[Data records]

☆ ☆ ☆ ☆

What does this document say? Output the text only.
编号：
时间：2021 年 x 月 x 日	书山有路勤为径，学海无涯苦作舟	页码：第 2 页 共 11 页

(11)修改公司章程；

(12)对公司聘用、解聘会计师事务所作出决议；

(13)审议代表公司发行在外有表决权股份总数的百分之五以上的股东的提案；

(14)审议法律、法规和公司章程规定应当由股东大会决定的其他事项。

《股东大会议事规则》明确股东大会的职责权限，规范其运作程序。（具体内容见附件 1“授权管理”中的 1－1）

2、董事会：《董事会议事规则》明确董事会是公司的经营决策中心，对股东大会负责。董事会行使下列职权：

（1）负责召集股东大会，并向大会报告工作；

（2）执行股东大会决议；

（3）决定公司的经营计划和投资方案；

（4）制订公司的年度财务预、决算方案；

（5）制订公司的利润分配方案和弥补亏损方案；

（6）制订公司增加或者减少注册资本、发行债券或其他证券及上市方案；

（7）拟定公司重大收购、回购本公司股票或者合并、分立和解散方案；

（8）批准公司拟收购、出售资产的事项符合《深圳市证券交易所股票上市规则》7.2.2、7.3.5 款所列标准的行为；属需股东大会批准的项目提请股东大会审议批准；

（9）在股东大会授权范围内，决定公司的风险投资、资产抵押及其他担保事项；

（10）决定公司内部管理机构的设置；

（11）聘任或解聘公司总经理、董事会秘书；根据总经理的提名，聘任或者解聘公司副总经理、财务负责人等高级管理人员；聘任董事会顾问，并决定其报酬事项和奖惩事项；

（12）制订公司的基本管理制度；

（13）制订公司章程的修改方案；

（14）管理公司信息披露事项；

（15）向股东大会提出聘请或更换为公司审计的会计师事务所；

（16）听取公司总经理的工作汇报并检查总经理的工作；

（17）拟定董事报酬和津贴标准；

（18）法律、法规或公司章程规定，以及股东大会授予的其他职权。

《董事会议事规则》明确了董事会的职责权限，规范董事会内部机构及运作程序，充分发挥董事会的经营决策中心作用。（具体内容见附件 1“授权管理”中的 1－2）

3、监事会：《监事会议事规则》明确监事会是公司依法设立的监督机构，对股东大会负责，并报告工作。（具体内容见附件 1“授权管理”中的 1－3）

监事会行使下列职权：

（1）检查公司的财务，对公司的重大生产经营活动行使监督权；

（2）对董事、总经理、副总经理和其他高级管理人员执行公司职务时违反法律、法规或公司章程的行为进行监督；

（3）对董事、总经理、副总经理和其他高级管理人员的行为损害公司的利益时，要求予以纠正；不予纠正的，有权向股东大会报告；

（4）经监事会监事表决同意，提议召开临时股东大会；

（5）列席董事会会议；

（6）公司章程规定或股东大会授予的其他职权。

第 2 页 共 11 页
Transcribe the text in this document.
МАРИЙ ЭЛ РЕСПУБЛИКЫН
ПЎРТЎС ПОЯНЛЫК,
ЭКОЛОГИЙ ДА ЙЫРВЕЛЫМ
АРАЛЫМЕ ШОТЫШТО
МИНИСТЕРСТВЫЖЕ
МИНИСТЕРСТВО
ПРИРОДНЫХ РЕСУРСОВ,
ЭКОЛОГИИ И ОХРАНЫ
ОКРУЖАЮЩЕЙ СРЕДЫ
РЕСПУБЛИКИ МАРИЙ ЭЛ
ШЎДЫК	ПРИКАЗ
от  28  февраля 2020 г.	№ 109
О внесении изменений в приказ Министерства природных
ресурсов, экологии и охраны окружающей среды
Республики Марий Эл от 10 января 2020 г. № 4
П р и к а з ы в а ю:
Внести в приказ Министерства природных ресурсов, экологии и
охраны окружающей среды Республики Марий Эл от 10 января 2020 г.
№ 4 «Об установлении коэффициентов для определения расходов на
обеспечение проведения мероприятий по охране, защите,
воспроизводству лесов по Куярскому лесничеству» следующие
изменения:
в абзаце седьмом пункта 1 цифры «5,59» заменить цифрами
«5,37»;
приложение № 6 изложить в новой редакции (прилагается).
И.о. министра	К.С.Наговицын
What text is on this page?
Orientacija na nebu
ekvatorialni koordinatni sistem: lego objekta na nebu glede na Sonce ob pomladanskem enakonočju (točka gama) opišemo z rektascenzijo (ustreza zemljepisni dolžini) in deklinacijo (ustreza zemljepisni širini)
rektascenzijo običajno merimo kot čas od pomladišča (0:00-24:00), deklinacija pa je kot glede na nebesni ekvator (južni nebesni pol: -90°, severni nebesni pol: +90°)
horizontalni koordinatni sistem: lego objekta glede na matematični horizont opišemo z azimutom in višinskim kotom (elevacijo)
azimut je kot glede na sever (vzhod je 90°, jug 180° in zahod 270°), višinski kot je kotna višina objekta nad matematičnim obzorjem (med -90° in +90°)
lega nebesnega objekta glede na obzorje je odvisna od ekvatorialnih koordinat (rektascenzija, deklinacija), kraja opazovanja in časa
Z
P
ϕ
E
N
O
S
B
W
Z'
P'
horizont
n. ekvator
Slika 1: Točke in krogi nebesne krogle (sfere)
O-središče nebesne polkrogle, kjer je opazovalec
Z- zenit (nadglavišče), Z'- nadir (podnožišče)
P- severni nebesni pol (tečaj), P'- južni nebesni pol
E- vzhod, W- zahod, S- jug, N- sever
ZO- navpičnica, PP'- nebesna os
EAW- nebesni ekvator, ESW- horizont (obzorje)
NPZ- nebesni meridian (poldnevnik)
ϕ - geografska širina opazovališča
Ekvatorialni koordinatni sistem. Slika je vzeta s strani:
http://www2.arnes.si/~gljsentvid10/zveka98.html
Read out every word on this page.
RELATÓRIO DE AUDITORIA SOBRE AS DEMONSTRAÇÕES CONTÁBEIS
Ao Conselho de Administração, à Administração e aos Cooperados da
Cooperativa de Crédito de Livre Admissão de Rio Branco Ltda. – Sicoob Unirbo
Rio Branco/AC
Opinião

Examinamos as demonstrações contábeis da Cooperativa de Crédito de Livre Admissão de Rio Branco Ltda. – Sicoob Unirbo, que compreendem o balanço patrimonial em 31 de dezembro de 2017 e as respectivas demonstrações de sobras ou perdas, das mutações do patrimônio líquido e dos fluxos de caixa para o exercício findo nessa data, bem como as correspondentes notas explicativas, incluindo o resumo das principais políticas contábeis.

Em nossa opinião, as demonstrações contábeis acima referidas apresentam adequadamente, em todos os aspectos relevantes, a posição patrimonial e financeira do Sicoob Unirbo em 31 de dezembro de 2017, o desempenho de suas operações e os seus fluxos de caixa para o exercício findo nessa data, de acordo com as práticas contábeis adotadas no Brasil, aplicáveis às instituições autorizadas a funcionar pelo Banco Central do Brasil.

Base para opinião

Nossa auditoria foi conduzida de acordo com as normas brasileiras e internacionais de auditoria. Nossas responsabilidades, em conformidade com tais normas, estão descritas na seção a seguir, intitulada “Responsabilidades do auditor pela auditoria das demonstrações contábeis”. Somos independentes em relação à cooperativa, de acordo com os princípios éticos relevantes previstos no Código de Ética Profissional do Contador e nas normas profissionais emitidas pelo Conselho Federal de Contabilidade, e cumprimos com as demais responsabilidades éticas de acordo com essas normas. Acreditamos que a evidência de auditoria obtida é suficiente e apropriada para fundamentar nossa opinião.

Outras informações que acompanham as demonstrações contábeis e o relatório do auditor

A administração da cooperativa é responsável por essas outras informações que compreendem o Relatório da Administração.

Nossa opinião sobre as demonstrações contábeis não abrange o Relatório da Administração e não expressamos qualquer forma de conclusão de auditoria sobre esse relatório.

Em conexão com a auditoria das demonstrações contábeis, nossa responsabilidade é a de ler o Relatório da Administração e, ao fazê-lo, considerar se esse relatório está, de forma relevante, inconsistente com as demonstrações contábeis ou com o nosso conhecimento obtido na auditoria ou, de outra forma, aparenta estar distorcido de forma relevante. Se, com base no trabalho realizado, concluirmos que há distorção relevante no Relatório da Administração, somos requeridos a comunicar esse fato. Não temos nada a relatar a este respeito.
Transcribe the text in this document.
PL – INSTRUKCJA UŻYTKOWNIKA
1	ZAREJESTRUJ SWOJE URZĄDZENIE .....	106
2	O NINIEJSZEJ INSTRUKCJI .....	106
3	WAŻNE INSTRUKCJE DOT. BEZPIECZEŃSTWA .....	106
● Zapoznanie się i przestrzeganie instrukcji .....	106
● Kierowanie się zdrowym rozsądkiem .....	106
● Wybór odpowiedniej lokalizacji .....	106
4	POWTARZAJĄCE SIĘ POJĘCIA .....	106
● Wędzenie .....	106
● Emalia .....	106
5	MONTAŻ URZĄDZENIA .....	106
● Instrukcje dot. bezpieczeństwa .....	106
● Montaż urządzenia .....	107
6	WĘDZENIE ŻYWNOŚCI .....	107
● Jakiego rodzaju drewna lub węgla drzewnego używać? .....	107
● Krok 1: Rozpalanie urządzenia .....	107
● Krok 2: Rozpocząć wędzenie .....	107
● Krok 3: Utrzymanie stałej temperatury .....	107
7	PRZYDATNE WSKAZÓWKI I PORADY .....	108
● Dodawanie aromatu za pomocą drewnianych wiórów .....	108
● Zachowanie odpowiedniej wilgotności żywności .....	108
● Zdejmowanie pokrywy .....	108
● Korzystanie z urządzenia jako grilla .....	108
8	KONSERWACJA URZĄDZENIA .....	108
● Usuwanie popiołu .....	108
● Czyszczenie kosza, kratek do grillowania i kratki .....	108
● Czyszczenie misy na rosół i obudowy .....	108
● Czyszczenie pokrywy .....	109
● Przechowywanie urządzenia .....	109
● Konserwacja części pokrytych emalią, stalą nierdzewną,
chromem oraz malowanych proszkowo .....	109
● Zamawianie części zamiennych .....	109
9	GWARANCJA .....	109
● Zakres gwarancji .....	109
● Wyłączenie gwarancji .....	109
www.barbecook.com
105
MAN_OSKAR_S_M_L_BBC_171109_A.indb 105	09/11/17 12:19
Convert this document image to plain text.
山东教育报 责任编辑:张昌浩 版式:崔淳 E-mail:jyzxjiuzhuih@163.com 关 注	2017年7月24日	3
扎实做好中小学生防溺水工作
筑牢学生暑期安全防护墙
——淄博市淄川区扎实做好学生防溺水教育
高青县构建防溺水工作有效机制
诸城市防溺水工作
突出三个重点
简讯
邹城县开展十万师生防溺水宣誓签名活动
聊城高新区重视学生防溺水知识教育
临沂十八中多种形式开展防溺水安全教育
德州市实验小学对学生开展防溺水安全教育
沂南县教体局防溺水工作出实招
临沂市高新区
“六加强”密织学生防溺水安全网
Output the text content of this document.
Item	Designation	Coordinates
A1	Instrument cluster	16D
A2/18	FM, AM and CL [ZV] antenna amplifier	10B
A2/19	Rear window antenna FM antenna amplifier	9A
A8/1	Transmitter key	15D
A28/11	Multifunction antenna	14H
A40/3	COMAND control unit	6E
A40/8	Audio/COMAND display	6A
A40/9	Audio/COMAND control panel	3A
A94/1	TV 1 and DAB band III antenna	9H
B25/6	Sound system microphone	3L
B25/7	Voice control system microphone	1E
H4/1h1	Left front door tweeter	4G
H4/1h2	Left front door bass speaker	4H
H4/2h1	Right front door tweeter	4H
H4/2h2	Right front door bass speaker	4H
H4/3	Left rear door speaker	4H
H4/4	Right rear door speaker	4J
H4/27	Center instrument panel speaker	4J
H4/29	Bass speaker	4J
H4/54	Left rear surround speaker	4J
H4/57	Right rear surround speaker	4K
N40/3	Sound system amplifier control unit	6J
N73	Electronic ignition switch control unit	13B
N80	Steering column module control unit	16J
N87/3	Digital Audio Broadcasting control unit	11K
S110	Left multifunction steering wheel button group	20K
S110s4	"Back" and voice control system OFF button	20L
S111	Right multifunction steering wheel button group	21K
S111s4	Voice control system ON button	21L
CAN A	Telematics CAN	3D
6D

☆ ☆ ☆ ☆

PROBLEM TO SOLVE - Check each line above for the word "января", and copy the lines where it appears.

THE RESULT -
Республики Марий Эл от 10 января 2020 г. № 4
охраны окружающей среды Республики Марий Эл от 10 января 2020 г.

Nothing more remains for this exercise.